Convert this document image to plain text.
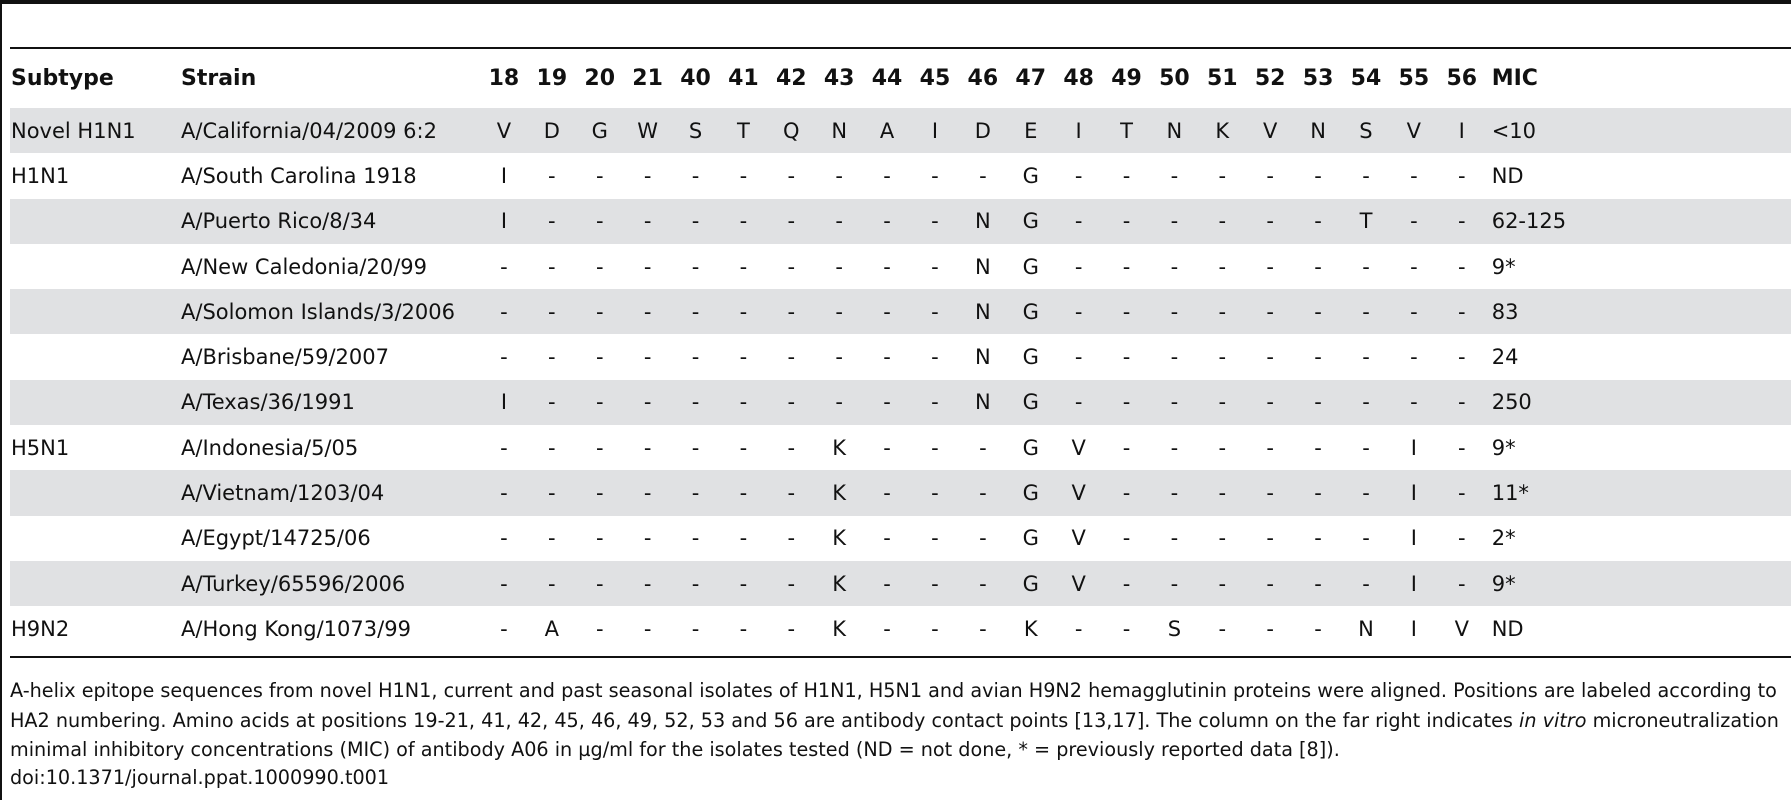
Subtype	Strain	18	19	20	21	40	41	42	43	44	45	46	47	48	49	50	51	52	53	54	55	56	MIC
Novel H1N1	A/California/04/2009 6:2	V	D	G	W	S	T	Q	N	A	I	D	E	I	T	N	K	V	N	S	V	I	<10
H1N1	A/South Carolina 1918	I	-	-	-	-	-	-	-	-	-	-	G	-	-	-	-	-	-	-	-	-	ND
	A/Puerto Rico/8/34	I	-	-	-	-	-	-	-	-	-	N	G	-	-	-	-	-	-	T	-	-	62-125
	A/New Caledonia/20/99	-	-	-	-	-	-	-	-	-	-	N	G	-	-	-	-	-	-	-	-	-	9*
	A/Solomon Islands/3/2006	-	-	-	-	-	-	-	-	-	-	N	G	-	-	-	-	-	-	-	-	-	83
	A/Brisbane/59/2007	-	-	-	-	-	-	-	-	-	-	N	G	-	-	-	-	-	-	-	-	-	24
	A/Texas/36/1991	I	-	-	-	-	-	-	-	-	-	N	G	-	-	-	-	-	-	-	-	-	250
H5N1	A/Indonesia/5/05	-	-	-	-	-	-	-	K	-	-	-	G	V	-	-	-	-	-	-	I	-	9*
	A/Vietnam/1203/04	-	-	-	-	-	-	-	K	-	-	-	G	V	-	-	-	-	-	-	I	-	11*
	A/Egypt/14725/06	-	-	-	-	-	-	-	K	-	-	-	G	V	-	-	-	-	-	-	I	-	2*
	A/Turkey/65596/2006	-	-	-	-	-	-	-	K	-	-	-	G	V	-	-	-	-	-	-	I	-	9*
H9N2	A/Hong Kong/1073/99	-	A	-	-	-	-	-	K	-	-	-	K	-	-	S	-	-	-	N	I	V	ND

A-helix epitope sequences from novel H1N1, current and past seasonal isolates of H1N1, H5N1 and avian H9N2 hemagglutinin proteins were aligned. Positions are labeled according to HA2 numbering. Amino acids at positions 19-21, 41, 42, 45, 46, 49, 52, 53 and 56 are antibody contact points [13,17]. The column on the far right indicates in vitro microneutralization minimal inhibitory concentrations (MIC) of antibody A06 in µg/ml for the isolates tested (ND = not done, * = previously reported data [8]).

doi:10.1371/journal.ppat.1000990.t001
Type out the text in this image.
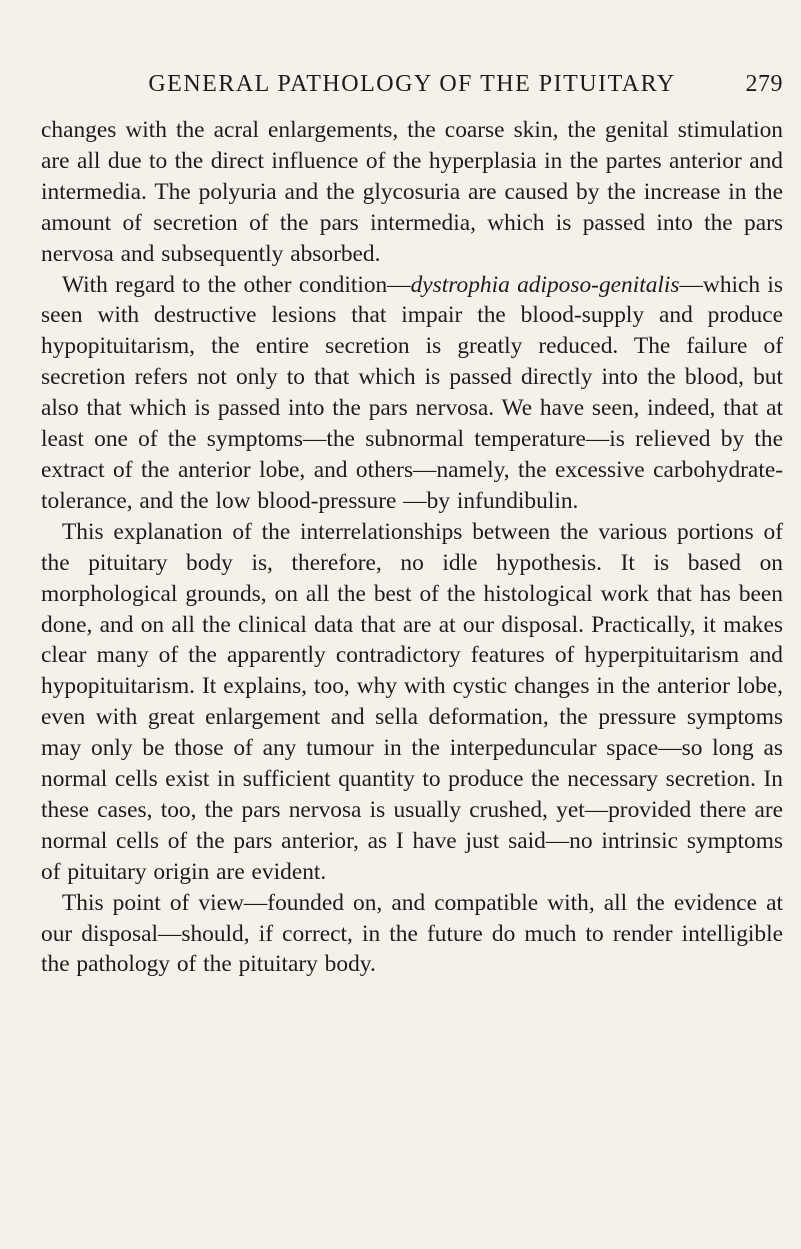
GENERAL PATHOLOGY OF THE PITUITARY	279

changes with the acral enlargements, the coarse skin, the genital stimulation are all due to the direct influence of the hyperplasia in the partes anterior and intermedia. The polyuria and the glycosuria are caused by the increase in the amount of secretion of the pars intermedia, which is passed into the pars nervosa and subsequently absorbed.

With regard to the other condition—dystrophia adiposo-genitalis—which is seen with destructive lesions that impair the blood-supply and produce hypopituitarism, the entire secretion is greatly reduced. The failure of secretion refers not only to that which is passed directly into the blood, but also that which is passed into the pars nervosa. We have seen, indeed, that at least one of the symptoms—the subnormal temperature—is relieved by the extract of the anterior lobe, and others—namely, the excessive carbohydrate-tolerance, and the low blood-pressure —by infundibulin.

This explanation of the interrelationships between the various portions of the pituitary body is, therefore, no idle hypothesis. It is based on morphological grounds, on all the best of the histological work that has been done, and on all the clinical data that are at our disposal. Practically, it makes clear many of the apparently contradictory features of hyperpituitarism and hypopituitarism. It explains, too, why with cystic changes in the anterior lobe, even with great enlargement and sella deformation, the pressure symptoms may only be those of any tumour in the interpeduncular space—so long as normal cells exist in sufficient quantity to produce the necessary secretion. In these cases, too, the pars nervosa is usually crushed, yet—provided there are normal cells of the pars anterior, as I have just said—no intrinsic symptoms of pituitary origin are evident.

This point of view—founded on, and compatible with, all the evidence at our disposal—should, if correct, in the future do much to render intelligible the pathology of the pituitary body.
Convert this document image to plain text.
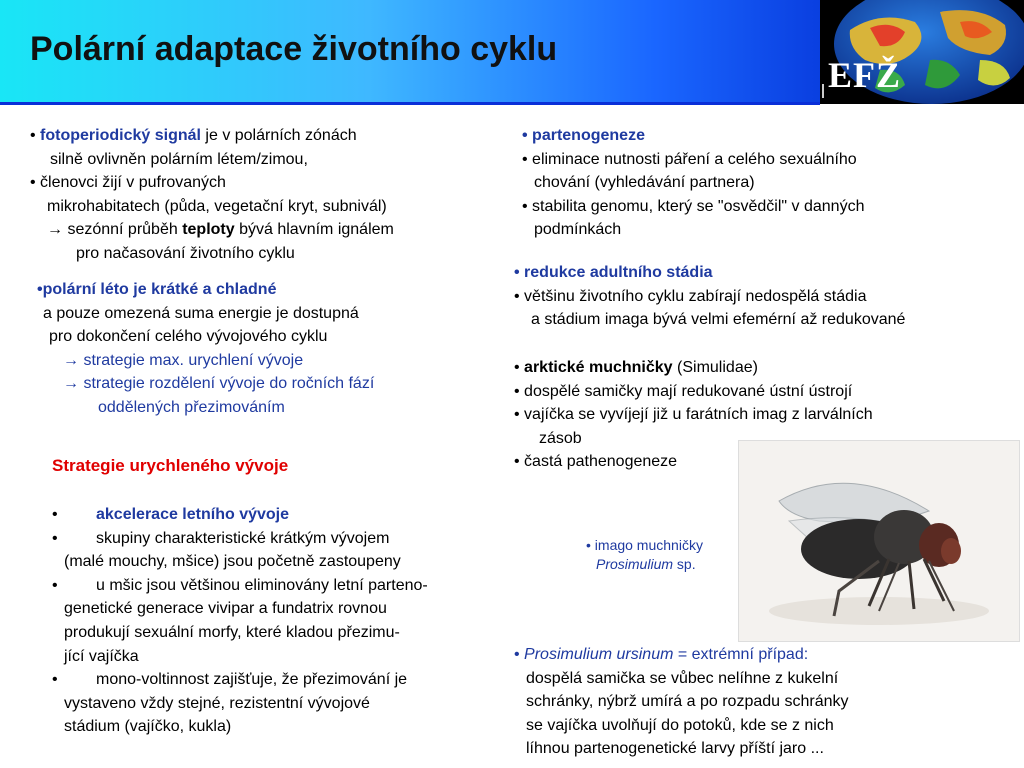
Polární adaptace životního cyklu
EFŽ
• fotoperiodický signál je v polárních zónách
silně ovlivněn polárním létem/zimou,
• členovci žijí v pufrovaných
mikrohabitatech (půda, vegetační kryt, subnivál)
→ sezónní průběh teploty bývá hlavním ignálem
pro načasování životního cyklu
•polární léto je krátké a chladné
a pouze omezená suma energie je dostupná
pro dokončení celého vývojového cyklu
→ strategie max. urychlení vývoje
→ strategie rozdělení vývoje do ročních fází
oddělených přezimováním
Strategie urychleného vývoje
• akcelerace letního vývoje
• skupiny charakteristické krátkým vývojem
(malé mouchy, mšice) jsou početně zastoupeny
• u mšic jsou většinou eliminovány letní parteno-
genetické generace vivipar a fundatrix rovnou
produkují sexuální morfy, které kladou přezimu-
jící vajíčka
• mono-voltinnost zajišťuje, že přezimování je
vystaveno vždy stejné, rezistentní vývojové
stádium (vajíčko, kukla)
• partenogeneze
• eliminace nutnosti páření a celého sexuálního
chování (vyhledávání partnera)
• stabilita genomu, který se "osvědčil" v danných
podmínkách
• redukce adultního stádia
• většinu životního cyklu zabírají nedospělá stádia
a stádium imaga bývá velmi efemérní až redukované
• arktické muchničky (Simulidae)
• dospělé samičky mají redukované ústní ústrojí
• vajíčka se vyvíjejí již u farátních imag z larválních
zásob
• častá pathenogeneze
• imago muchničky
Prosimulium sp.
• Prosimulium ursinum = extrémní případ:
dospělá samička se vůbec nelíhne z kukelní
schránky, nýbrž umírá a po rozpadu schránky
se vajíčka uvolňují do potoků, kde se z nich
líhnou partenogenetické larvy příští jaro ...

* * * *

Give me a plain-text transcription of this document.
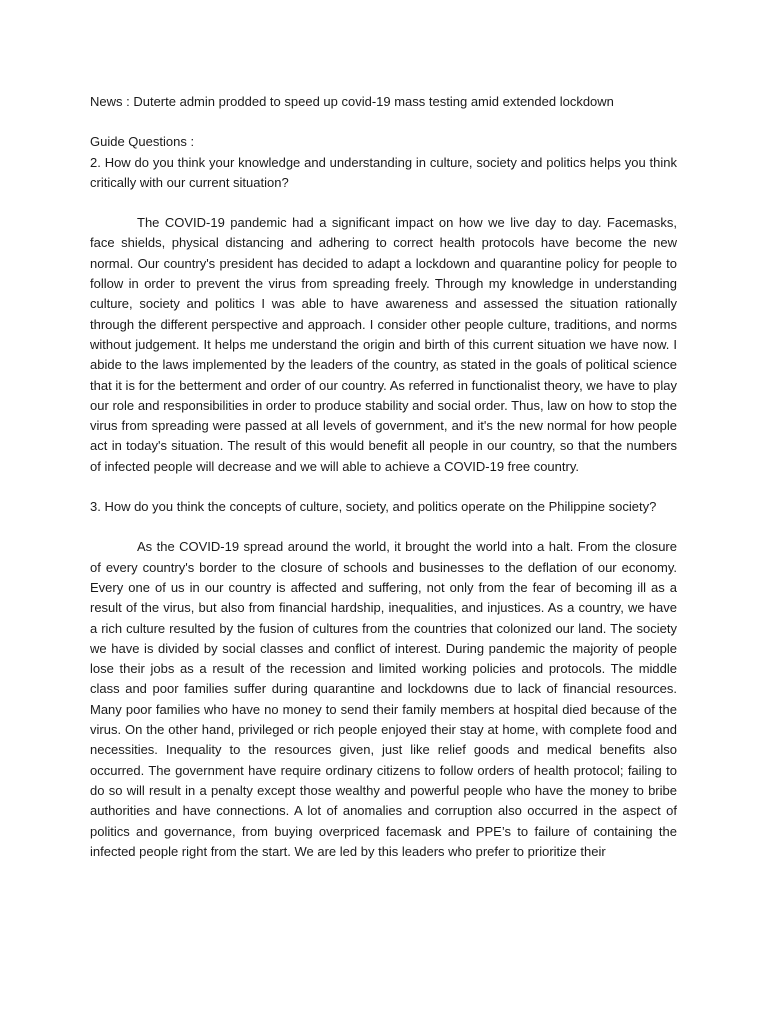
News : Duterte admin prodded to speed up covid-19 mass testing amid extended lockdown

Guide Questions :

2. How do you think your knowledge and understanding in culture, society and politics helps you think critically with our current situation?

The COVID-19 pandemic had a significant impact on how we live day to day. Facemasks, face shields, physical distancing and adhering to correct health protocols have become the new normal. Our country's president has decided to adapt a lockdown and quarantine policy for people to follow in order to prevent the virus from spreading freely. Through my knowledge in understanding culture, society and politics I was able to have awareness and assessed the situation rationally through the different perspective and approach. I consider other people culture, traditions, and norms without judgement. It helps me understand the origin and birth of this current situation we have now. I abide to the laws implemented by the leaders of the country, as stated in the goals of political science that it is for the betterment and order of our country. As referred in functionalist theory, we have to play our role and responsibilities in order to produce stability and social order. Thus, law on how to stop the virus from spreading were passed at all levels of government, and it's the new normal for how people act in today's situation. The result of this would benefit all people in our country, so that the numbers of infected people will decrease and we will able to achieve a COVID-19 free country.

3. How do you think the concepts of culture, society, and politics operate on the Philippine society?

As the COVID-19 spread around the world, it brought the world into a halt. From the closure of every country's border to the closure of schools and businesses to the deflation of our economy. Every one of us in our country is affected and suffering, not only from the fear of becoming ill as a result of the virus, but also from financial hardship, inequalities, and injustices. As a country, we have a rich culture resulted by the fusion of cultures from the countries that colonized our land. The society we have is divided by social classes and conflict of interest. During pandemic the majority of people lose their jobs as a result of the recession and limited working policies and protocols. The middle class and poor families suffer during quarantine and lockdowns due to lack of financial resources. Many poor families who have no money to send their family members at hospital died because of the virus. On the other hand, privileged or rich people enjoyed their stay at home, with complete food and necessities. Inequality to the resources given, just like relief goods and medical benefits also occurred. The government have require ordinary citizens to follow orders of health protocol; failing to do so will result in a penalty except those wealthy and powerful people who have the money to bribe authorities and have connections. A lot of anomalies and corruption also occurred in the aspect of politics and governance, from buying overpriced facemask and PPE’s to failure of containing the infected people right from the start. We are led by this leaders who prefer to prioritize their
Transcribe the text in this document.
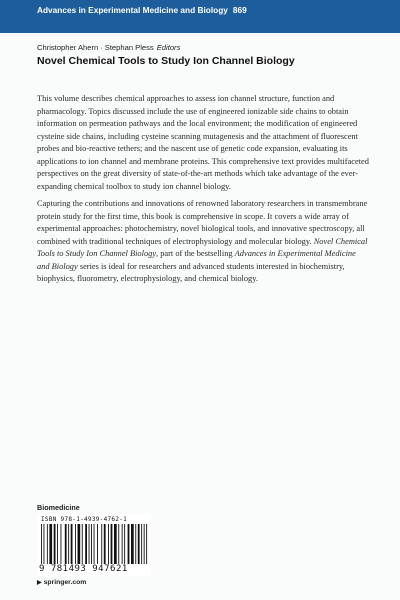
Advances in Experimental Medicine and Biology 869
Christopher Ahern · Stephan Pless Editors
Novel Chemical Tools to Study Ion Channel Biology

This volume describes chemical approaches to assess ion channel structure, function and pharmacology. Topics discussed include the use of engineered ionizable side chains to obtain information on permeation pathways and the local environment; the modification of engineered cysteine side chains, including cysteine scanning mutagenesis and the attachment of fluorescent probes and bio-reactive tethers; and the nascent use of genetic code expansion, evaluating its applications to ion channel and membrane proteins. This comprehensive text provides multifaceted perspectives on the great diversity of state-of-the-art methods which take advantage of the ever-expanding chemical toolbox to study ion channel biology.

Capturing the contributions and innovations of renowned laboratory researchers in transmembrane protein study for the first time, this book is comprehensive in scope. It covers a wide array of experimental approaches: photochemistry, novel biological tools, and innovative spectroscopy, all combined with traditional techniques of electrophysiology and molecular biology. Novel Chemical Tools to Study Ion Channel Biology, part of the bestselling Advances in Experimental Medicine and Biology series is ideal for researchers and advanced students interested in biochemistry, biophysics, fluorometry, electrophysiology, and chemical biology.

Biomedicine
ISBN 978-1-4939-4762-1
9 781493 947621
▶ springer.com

* * * *

| PROMPT |
Reproduce each line from the listing above that includes the word "think".

| TASK RESPONSE |
2. How do you think your knowledge and understanding in culture, society and politics helps you think critically with our current situation?
3. How do you think the concepts of culture, society, and politics operate on the Philippine society?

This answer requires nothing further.